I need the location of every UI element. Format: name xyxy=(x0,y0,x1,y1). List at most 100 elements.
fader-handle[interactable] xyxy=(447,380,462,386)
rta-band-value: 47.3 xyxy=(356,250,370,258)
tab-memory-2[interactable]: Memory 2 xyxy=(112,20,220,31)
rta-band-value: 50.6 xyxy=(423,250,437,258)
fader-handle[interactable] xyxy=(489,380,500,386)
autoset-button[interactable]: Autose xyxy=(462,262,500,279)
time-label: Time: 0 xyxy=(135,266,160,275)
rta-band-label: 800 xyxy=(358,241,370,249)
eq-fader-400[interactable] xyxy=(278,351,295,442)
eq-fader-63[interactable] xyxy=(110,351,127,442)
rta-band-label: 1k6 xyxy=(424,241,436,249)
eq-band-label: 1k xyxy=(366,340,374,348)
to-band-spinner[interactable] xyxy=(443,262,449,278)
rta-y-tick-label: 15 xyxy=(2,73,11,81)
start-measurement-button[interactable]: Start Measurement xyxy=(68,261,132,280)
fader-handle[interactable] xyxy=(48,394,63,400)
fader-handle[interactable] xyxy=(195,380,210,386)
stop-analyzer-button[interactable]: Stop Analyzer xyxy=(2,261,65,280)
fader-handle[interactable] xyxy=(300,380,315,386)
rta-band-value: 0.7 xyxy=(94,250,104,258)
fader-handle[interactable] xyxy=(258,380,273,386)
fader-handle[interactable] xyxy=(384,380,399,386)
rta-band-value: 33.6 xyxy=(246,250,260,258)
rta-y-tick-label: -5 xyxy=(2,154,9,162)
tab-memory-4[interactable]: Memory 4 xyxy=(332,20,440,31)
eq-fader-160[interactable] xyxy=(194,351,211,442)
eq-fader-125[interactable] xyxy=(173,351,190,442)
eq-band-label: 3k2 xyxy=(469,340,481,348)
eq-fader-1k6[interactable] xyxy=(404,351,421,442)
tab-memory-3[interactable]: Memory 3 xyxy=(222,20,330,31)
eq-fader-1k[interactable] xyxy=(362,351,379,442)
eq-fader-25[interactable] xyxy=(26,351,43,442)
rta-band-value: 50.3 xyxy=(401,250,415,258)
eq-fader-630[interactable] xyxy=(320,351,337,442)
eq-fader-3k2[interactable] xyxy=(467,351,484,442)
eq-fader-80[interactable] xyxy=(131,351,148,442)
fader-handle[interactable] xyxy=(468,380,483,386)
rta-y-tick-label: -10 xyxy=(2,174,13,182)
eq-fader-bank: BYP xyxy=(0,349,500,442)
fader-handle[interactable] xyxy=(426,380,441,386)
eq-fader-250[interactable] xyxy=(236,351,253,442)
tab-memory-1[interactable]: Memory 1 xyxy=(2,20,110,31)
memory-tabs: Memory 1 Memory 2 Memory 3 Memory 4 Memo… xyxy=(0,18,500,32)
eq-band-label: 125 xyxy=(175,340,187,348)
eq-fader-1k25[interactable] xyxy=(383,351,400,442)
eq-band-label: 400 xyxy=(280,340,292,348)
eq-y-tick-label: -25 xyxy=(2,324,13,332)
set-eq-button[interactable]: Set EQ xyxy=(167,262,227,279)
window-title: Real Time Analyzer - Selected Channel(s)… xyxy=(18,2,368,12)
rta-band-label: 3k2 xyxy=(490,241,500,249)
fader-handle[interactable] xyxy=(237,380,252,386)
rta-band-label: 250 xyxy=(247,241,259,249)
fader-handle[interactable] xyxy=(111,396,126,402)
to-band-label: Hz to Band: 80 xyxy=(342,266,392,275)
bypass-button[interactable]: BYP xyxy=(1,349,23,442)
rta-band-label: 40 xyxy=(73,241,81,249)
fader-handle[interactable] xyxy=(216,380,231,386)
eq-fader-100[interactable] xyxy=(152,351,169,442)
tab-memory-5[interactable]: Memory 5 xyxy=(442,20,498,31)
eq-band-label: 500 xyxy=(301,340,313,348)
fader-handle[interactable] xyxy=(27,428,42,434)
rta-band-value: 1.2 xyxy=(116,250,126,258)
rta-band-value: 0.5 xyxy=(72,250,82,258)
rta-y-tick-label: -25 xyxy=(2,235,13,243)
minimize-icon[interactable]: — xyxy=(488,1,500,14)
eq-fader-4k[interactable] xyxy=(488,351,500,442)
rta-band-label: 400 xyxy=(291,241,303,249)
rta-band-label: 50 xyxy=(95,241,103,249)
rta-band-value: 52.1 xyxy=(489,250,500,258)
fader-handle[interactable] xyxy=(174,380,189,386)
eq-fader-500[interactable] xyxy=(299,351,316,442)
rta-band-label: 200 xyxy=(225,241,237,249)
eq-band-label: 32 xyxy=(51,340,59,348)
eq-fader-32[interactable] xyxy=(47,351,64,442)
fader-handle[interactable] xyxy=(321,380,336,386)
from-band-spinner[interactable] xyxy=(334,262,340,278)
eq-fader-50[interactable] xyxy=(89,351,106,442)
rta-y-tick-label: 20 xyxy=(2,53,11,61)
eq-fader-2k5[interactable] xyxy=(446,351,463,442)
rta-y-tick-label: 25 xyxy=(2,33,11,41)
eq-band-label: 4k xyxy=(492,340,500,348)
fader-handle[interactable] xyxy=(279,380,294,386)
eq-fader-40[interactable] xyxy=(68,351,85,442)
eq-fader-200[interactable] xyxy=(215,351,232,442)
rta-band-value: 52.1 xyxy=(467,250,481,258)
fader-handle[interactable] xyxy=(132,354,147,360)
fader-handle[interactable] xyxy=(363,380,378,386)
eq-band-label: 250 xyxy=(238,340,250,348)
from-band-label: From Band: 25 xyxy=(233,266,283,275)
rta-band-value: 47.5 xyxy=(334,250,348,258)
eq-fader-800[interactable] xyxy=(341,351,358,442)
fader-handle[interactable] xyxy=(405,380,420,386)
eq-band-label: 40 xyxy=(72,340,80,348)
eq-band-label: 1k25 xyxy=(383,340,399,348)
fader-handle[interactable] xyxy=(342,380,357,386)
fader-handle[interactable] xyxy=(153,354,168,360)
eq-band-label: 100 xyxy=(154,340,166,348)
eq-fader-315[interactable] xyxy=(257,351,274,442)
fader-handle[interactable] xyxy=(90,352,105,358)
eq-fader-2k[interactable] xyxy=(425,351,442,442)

++++++++++++++++++++

_WHAT YOU SHOULD DO_
Copy the data above line for line, with no changes.

_PROBLEM SOLUTION_
I need the location of every UI element. Format: name xyxy=(x0,y0,x1,y1). List at most 100 elements.
fader-handle[interactable] xyxy=(447,380,462,386)
rta-band-value: 47.3 xyxy=(356,250,370,258)
tab-memory-2[interactable]: Memory 2 xyxy=(112,20,220,31)
rta-band-value: 50.6 xyxy=(423,250,437,258)
fader-handle[interactable] xyxy=(489,380,500,386)
autoset-button[interactable]: Autose xyxy=(462,262,500,279)
time-label: Time: 0 xyxy=(135,266,160,275)
rta-band-label: 800 xyxy=(358,241,370,249)
eq-fader-400[interactable] xyxy=(278,351,295,442)
eq-fader-63[interactable] xyxy=(110,351,127,442)
rta-band-label: 1k6 xyxy=(424,241,436,249)
eq-band-label: 1k xyxy=(366,340,374,348)
to-band-spinner[interactable] xyxy=(443,262,449,278)
rta-y-tick-label: 15 xyxy=(2,73,11,81)
start-measurement-button[interactable]: Start Measurement xyxy=(68,261,132,280)
fader-handle[interactable] xyxy=(48,394,63,400)
fader-handle[interactable] xyxy=(195,380,210,386)
stop-analyzer-button[interactable]: Stop Analyzer xyxy=(2,261,65,280)
fader-handle[interactable] xyxy=(300,380,315,386)
rta-band-value: 0.7 xyxy=(94,250,104,258)
fader-handle[interactable] xyxy=(258,380,273,386)
fader-handle[interactable] xyxy=(384,380,399,386)
rta-band-value: 33.6 xyxy=(246,250,260,258)
rta-y-tick-label: -5 xyxy=(2,154,9,162)
tab-memory-4[interactable]: Memory 4 xyxy=(332,20,440,31)
eq-fader-160[interactable] xyxy=(194,351,211,442)
eq-fader-125[interactable] xyxy=(173,351,190,442)
eq-band-label: 3k2 xyxy=(469,340,481,348)
eq-fader-1k6[interactable] xyxy=(404,351,421,442)
tab-memory-3[interactable]: Memory 3 xyxy=(222,20,330,31)
eq-fader-1k[interactable] xyxy=(362,351,379,442)
eq-fader-25[interactable] xyxy=(26,351,43,442)
rta-band-value: 50.3 xyxy=(401,250,415,258)
eq-fader-630[interactable] xyxy=(320,351,337,442)
eq-fader-3k2[interactable] xyxy=(467,351,484,442)
eq-fader-80[interactable] xyxy=(131,351,148,442)
fader-handle[interactable] xyxy=(468,380,483,386)
rta-y-tick-label: -10 xyxy=(2,174,13,182)
eq-fader-bank: BYP xyxy=(0,349,500,442)
fader-handle[interactable] xyxy=(426,380,441,386)
eq-fader-250[interactable] xyxy=(236,351,253,442)
tab-memory-1[interactable]: Memory 1 xyxy=(2,20,110,31)
memory-tabs: Memory 1 Memory 2 Memory 3 Memory 4 Memo… xyxy=(0,18,500,32)
eq-band-label: 125 xyxy=(175,340,187,348)
eq-fader-1k25[interactable] xyxy=(383,351,400,442)
eq-band-label: 400 xyxy=(280,340,292,348)
eq-y-tick-label: -25 xyxy=(2,324,13,332)
set-eq-button[interactable]: Set EQ xyxy=(167,262,227,279)
window-title: Real Time Analyzer - Selected Channel(s)… xyxy=(18,2,368,12)
rta-band-label: 3k2 xyxy=(490,241,500,249)
fader-handle[interactable] xyxy=(237,380,252,386)
rta-band-label: 250 xyxy=(247,241,259,249)
fader-handle[interactable] xyxy=(111,396,126,402)
to-band-label: Hz to Band: 80 xyxy=(342,266,392,275)
bypass-button[interactable]: BYP xyxy=(1,349,23,442)
rta-band-label: 40 xyxy=(73,241,81,249)
fader-handle[interactable] xyxy=(216,380,231,386)
eq-fader-100[interactable] xyxy=(152,351,169,442)
tab-memory-5[interactable]: Memory 5 xyxy=(442,20,498,31)
eq-band-label: 500 xyxy=(301,340,313,348)
fader-handle[interactable] xyxy=(27,428,42,434)
rta-band-value: 1.2 xyxy=(116,250,126,258)
rta-band-value: 0.5 xyxy=(72,250,82,258)
rta-y-tick-label: -25 xyxy=(2,235,13,243)
minimize-icon[interactable]: — xyxy=(488,1,500,14)
eq-fader-4k[interactable] xyxy=(488,351,500,442)
rta-band-label: 400 xyxy=(291,241,303,249)
rta-band-label: 50 xyxy=(95,241,103,249)
rta-band-value: 52.1 xyxy=(489,250,500,258)
fader-handle[interactable] xyxy=(174,380,189,386)
eq-fader-500[interactable] xyxy=(299,351,316,442)
rta-band-label: 200 xyxy=(225,241,237,249)
eq-band-label: 32 xyxy=(51,340,59,348)
eq-fader-32[interactable] xyxy=(47,351,64,442)
fader-handle[interactable] xyxy=(321,380,336,386)
from-band-spinner[interactable] xyxy=(334,262,340,278)
eq-fader-50[interactable] xyxy=(89,351,106,442)
rta-y-tick-label: 20 xyxy=(2,53,11,61)
eq-fader-2k5[interactable] xyxy=(446,351,463,442)
rta-y-tick-label: 25 xyxy=(2,33,11,41)
eq-band-label: 4k xyxy=(492,340,500,348)
fader-handle[interactable] xyxy=(279,380,294,386)
eq-fader-40[interactable] xyxy=(68,351,85,442)
eq-fader-200[interactable] xyxy=(215,351,232,442)
rta-band-value: 52.1 xyxy=(467,250,481,258)
fader-handle[interactable] xyxy=(132,354,147,360)
fader-handle[interactable] xyxy=(363,380,378,386)
eq-band-label: 250 xyxy=(238,340,250,348)
from-band-label: From Band: 25 xyxy=(233,266,283,275)
rta-band-value: 47.5 xyxy=(334,250,348,258)
eq-fader-800[interactable] xyxy=(341,351,358,442)
fader-handle[interactable] xyxy=(405,380,420,386)
eq-band-label: 40 xyxy=(72,340,80,348)
eq-band-label: 1k25 xyxy=(383,340,399,348)
fader-handle[interactable] xyxy=(342,380,357,386)
fader-handle[interactable] xyxy=(153,354,168,360)
eq-band-label: 100 xyxy=(154,340,166,348)
eq-fader-315[interactable] xyxy=(257,351,274,442)
fader-handle[interactable] xyxy=(90,352,105,358)
eq-fader-2k[interactable] xyxy=(425,351,442,442)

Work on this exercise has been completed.